Aim of the exercise
How many of the lines below contain "ἑκατ"? Answer with that number alone.

Information provided
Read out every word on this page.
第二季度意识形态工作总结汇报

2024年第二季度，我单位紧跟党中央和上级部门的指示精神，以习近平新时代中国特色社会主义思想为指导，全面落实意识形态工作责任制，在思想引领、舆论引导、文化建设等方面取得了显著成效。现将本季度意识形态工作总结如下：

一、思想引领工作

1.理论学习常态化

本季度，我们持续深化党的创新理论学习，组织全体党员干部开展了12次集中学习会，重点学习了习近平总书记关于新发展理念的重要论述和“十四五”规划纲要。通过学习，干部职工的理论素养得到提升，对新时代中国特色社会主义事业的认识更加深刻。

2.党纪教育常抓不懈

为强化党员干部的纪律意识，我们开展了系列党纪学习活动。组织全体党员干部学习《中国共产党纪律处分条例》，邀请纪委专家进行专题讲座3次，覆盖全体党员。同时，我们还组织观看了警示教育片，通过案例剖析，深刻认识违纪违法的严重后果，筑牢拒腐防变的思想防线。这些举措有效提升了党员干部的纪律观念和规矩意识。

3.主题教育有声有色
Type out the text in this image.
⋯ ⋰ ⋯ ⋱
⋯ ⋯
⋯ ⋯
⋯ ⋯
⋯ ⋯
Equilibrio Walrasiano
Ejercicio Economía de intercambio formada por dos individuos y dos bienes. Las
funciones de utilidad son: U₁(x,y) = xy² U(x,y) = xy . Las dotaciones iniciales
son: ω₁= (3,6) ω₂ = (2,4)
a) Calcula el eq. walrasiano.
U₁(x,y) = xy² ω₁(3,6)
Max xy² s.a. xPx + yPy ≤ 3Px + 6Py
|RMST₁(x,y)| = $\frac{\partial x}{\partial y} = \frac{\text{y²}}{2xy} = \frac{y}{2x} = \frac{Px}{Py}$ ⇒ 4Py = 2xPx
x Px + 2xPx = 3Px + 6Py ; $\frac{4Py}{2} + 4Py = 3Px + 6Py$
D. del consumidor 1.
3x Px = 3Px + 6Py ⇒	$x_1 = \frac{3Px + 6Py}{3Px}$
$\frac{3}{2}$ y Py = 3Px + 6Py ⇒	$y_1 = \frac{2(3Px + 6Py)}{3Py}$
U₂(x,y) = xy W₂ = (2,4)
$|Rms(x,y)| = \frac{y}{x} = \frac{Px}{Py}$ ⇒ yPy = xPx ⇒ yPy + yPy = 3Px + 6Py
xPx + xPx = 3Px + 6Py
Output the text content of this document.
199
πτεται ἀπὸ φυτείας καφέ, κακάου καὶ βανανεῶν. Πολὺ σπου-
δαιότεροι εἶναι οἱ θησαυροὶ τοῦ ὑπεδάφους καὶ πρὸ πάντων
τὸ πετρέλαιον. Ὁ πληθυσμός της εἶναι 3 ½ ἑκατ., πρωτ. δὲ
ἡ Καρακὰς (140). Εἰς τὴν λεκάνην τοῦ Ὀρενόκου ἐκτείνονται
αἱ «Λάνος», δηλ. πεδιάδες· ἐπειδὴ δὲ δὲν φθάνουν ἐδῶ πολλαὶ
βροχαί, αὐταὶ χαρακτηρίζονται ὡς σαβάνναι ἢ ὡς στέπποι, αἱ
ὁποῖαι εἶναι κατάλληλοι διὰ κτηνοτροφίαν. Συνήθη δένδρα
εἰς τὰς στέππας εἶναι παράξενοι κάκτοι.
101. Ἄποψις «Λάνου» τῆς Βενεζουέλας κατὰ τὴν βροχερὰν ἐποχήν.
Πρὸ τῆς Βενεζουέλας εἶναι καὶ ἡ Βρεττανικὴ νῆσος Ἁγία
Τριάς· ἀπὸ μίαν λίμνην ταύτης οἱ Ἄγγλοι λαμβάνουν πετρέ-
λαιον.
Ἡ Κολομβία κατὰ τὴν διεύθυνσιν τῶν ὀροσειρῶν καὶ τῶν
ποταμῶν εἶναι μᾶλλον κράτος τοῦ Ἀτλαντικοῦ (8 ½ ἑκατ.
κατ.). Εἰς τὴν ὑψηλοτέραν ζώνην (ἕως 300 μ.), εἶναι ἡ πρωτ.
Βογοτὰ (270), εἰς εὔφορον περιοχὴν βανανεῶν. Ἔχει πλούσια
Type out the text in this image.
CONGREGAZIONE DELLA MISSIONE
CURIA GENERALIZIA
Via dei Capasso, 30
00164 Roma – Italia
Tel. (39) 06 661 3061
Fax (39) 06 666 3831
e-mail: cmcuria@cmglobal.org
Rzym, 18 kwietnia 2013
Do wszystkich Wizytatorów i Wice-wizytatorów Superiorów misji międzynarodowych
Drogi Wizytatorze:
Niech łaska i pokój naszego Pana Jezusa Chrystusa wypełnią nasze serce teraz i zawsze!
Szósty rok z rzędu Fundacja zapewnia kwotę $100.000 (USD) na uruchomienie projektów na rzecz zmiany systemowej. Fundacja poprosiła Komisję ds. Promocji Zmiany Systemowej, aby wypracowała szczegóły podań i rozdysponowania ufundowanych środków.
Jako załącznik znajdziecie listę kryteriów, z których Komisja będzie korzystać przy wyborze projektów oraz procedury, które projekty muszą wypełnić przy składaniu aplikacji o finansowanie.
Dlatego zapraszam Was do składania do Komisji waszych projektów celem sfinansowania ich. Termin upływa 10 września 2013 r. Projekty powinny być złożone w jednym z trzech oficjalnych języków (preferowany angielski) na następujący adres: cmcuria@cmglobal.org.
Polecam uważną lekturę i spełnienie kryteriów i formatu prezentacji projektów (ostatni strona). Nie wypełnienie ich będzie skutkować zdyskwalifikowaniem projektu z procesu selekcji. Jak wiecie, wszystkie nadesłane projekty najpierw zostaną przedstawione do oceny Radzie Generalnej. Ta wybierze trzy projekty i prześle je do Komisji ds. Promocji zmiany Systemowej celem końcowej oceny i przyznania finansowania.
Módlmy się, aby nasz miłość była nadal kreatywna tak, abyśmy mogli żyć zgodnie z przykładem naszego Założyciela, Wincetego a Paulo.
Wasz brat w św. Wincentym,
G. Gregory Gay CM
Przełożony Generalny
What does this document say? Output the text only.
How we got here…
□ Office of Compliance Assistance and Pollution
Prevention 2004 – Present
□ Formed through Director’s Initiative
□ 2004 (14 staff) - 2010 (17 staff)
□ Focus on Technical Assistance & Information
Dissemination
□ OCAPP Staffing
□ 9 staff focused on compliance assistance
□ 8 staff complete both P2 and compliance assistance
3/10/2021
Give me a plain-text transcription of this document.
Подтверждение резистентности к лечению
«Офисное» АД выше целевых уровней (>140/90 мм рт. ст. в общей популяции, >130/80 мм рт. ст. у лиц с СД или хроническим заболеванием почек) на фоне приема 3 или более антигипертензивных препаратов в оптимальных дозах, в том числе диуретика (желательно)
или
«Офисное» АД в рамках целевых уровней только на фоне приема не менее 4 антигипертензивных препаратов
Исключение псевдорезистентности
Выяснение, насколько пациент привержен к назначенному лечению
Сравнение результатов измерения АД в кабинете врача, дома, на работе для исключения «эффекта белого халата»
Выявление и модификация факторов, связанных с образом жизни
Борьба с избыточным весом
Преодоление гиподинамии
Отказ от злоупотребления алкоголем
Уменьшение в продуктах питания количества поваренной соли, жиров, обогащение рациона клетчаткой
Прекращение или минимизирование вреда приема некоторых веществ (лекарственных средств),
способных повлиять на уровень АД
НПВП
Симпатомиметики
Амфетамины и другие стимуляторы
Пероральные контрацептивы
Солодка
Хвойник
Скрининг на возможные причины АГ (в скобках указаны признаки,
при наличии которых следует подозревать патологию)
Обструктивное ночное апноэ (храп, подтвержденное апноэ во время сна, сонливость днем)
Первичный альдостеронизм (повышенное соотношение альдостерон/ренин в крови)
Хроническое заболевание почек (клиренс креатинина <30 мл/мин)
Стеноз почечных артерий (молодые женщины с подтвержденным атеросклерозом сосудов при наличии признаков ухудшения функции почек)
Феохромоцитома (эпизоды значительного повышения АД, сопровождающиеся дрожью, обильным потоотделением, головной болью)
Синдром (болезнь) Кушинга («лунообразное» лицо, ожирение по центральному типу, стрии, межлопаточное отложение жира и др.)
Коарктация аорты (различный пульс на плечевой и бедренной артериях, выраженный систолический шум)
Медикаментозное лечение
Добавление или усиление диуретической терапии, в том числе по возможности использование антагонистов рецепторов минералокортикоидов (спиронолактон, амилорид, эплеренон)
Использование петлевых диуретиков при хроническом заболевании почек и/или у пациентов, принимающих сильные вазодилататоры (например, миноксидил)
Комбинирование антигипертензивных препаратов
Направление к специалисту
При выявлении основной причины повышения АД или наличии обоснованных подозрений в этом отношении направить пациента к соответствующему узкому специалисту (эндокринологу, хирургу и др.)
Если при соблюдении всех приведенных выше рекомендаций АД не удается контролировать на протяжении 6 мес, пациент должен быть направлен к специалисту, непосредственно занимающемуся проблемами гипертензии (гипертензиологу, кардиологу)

Result below
2